▶ JOB
Send back the entries below exactly as they appear.

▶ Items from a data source

— Start —

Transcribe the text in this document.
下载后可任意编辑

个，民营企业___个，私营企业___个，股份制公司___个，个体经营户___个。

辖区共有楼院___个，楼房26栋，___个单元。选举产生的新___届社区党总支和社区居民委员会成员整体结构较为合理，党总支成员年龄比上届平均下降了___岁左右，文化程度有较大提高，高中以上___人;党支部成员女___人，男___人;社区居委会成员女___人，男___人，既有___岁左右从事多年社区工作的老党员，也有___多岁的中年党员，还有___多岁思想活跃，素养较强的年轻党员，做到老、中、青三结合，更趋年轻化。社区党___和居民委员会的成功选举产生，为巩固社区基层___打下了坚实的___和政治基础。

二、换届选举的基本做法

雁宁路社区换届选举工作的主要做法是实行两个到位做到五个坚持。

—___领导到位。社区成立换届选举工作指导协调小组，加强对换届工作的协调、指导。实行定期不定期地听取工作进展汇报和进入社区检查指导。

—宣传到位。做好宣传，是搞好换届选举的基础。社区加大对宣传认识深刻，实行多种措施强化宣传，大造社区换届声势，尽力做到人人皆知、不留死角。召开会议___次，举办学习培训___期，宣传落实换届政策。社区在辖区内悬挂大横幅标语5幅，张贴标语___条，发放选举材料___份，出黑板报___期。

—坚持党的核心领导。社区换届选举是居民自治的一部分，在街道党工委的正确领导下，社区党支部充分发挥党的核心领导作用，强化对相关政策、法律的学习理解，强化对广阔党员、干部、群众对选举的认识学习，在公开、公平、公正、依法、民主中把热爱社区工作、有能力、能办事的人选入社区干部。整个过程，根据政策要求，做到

— End —

▶ CORRECT ANSWER
Transcribe the text in this document.
下载后可任意编辑

个，民营企业___个，私营企业___个，股份制公司___个，个体经营户___个。

辖区共有楼院___个，楼房26栋，___个单元。选举产生的新___届社区党总支和社区居民委员会成员整体结构较为合理，党总支成员年龄比上届平均下降了___岁左右，文化程度有较大提高，高中以上___人;党支部成员女___人，男___人;社区居委会成员女___人，男___人，既有___岁左右从事多年社区工作的老党员，也有___多岁的中年党员，还有___多岁思想活跃，素养较强的年轻党员，做到老、中、青三结合，更趋年轻化。社区党___和居民委员会的成功选举产生，为巩固社区基层___打下了坚实的___和政治基础。

二、换届选举的基本做法

雁宁路社区换届选举工作的主要做法是实行两个到位做到五个坚持。

—___领导到位。社区成立换届选举工作指导协调小组，加强对换届工作的协调、指导。实行定期不定期地听取工作进展汇报和进入社区检查指导。

—宣传到位。做好宣传，是搞好换届选举的基础。社区加大对宣传认识深刻，实行多种措施强化宣传，大造社区换届声势，尽力做到人人皆知、不留死角。召开会议___次，举办学习培训___期，宣传落实换届政策。社区在辖区内悬挂大横幅标语5幅，张贴标语___条，发放选举材料___份，出黑板报___期。

—坚持党的核心领导。社区换届选举是居民自治的一部分，在街道党工委的正确领导下，社区党支部充分发挥党的核心领导作用，强化对相关政策、法律的学习理解，强化对广阔党员、干部、群众对选举的认识学习，在公开、公平、公正、依法、民主中把热爱社区工作、有能力、能办事的人选入社区干部。整个过程，根据政策要求，做到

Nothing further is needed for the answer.